Short problem a: In the listing below, rewrite the lines from the start of the listing through the line holding "- data-point: [916, 13, 922, 19]", inclusive. Replace "y-tick-label" with "y-axis-tick", change nothing else, and give only those lines.

Passage provided:
◇ ◇ ◇ ◇ ◇
# Public Land



## swiftra (Dec 13, 2012)

So I have done a search on this website and others without a whole lot of success so I figured I would ask the question here. Does anyone have any suggestions on where to find a good public/private land map for northern Utah? I know google earth show a little bit of public land but does not seem to be very reliable. Was looking to go scout for some new turkey and other bird hunting areas but it would be very helpful to know what is private and can't be hunted and what is public and can be hunted. Thanks for any help in advance.


----------



## BPturkeys (Sep 13, 2007)

Always kind of tough to determine public from private ground. I really haven't found a single good web sight for that purpose, but many counties, mostly the more populated counties, have property ownership maps on the web. Look on the County Assessor's page for these maps. They are your best source. If you have specific areas in mind you can go to that counties assessors office and look at the plot maps. Google earth shows forest boundaries but honestly, they can be way off the mark so don't put much trust in Google earth maps. "Studying up" most normally requires hands on investigation like looking for fence lines, forest boundary signage, asking area land owners and studying maps from the forest service, USGS and other govn't agencies. Just remember to read and understand the rules of trespassing as outlined in the guide booklets. Good luck

PS. if you find a good websight for property ownership, PLEASE pass it on, all of us need to know. Thanks


----------



## BPturkeys (Sep 13, 2007)

here is Cache county's GIS maps for example 
http://maps.cachecounty.org/countymap/


----------



## Dukes_Daddy (Nov 14, 2008)

Book store at the Natural Resources building on North Temple in Salt Lake has great maps that show ownership.


----------



## Airborne (May 29, 2009)

Google 'hunting GPS maps' you will need a good quality color screen GPS and each state software will run you $100 or so, but it shows land ownership and where you are at in relation to it. Plus it gives topo and many other features. Take it from a guy who has dumped hundreds of dollars on paper maps, bite the bullet and it will save you money in the long run-- that is if you are an avid hunter/fisher


----------



## timber_cruiser (Nov 2, 2007)

This a great topic. I have spent a lot of time looking for maps that show landownership accurately, with imagery or topo maps as a background. I used Google at first, but now use data directly from the Utah Automated Geographic Reference Center (AGRC), viewed with the free ArcGIS Explorer application.

http://gis.utah.gov/data/

I view Public Land Survey System (PLSS) data via spatial data connection at AGRC. The data link is explained on this webpage.
◇ ◇ ◇ ◇ ◇
Extracted material:

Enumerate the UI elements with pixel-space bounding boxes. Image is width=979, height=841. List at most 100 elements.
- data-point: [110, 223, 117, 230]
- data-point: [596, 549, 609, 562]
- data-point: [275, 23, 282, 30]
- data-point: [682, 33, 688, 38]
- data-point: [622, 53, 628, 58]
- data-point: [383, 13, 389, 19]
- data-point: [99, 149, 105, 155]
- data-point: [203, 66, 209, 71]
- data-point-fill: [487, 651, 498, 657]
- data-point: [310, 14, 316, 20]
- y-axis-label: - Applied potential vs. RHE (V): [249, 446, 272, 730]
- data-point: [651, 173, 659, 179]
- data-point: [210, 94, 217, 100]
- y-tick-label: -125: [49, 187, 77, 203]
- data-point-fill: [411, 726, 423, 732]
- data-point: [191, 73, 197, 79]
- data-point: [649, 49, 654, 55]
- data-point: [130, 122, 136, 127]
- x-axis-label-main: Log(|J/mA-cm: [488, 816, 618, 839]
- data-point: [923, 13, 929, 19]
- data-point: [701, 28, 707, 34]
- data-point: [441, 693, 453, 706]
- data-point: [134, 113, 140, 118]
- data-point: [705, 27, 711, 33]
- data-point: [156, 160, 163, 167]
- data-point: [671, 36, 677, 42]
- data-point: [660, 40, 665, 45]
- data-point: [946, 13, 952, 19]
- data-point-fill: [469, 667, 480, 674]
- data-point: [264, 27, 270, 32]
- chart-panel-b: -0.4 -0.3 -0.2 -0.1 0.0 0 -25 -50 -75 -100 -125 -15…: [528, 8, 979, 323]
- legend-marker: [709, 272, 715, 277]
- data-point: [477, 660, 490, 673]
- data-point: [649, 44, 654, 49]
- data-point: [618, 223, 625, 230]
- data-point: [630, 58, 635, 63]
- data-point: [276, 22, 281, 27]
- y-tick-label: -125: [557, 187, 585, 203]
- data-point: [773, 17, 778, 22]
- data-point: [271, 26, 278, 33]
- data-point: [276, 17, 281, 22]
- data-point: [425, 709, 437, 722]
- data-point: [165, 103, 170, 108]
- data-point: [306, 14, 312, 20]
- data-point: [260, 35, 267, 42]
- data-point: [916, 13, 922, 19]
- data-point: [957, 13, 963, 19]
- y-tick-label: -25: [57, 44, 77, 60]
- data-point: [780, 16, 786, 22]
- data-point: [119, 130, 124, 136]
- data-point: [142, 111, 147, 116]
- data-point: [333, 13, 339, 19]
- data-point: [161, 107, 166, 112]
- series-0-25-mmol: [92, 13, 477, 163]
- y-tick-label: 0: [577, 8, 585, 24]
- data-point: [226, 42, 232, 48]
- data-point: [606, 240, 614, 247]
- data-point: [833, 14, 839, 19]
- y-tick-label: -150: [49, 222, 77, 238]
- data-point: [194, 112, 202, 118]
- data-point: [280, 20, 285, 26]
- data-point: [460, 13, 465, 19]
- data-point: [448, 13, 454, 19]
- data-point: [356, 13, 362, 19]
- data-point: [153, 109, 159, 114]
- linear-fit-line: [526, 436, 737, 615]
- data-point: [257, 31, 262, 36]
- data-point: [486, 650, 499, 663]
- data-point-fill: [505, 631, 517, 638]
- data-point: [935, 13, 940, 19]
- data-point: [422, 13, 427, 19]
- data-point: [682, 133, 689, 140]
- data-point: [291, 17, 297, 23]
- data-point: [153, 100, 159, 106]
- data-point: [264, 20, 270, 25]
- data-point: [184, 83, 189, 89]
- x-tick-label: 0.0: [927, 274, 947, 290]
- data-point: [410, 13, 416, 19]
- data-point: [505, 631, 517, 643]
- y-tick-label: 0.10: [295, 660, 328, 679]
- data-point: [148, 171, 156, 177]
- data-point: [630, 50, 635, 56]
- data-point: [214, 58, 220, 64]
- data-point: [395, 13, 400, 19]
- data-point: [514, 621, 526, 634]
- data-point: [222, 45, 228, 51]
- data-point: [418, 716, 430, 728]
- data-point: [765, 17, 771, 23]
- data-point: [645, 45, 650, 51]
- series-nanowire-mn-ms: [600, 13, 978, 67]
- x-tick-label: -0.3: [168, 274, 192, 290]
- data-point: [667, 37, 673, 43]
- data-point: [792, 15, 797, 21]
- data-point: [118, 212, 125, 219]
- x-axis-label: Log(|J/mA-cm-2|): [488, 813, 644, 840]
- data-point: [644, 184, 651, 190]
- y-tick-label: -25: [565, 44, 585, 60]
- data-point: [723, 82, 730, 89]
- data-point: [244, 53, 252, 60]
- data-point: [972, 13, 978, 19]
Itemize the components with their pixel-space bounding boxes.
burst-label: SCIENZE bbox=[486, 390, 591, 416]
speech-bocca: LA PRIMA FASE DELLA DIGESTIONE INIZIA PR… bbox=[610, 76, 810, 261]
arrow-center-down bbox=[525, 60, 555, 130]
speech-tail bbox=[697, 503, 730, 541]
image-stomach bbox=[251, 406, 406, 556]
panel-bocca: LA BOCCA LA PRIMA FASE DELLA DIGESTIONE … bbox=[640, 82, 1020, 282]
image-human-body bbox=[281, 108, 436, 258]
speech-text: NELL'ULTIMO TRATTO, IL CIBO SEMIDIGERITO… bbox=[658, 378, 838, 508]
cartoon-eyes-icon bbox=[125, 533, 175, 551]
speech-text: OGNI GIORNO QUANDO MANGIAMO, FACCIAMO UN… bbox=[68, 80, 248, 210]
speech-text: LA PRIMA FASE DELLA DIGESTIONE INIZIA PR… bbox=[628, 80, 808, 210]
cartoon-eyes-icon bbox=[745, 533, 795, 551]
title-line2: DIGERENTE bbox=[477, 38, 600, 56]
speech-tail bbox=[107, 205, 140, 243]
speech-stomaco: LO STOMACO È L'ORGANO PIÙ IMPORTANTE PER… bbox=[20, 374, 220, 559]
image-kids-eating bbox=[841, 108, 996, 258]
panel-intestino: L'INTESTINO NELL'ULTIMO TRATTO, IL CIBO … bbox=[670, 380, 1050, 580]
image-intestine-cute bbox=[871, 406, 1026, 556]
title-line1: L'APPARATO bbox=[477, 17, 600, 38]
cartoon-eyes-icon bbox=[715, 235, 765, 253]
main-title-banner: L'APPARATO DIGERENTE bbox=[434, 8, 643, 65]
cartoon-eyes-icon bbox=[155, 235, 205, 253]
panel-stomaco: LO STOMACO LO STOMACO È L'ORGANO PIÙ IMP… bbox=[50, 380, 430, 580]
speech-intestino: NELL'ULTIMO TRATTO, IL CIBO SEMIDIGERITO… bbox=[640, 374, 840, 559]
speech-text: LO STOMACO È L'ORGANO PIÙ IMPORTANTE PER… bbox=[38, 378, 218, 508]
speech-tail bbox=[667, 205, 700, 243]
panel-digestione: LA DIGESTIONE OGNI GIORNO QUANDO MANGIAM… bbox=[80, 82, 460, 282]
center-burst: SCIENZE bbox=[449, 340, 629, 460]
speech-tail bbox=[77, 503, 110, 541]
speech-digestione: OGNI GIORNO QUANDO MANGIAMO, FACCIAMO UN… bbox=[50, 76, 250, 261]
◇ ◇ ◇ ◇ ◇
Short problem b: Extend the forum thread above about finding public land maps for hunting in Utah, picking up right after its final sentence.

Task output a:
Enumerate the UI elements with pixel-space bounding boxes. Image is width=979, height=841. List at most 100 elements.
- data-point: [110, 223, 117, 230]
- data-point: [596, 549, 609, 562]
- data-point: [275, 23, 282, 30]
- data-point: [682, 33, 688, 38]
- data-point: [622, 53, 628, 58]
- data-point: [383, 13, 389, 19]
- data-point: [99, 149, 105, 155]
- data-point: [203, 66, 209, 71]
- data-point-fill: [487, 651, 498, 657]
- data-point: [310, 14, 316, 20]
- y-axis-label: - Applied potential vs. RHE (V): [249, 446, 272, 730]
- data-point: [651, 173, 659, 179]
- data-point: [210, 94, 217, 100]
- y-axis-tick: -125: [49, 187, 77, 203]
- data-point-fill: [411, 726, 423, 732]
- data-point: [191, 73, 197, 79]
- data-point: [649, 49, 654, 55]
- data-point: [130, 122, 136, 127]
- x-axis-label-main: Log(|J/mA-cm: [488, 816, 618, 839]
- data-point: [923, 13, 929, 19]
- data-point: [701, 28, 707, 34]
- data-point: [441, 693, 453, 706]
- data-point: [134, 113, 140, 118]
- data-point: [705, 27, 711, 33]
- data-point: [156, 160, 163, 167]
- data-point: [671, 36, 677, 42]
- data-point: [660, 40, 665, 45]
- data-point: [946, 13, 952, 19]
- data-point-fill: [469, 667, 480, 674]
- data-point: [264, 27, 270, 32]
- chart-panel-b: -0.4 -0.3 -0.2 -0.1 0.0 0 -25 -50 -75 -100 -125 -15…: [528, 8, 979, 323]
- legend-marker: [709, 272, 715, 277]
- data-point: [477, 660, 490, 673]
- data-point: [649, 44, 654, 49]
- data-point: [618, 223, 625, 230]
- data-point: [630, 58, 635, 63]
- data-point: [276, 22, 281, 27]
- y-axis-tick: -125: [557, 187, 585, 203]
- data-point: [773, 17, 778, 22]
- data-point: [271, 26, 278, 33]
- data-point: [276, 17, 281, 22]
- data-point: [425, 709, 437, 722]
- data-point: [165, 103, 170, 108]
- data-point: [306, 14, 312, 20]
- data-point: [260, 35, 267, 42]
- data-point: [916, 13, 922, 19]

Task output b:
http://gis.utah.gov/data/how-to-connect ... d-via-sde/

You can download ArcGIS Explorer from from ESRI at

http://www.esri.com/software/arcgis/explorer

I will try to upload a screen shot of this data on my computer. It is current data, free and covers the entire state of Utah.


----------



## BPturkeys (Sep 13, 2007)

Thanks Timber, really good stuff. I just downloaded the ArcGIS program...now if I can just figure out how to use it. I can see from my first quick look that it is a tool with great potential for the hunter. Can you link into all the counties in Utah? It seems to me that only a few counties really have the information on line at this time.


----------



## timber_cruiser (Nov 2, 2007)

BP, The AGRC GIS data service layers are statewide. Within ArcGIS Explorer:

1) select Add Content, 
2) GIS Services, 
3) add the service connection to AGRC enter http://mapserv.utah.gov/arcgis/services in the server window block.

You should then be connected to the ARGC list of web map services, which includes about 40 different GIS layers. I use the plain PLSS layer that shows landownership in color shade.

You can then select different map and imagery backgrounds. Select the Basemap tab and pull down the Bing aerial imagery or topo layer. You can adjust the PLSS layer transparency so you can see the imagery or topo maps more easily.

Hope this helps.


----------



## swiftra (Dec 13, 2012)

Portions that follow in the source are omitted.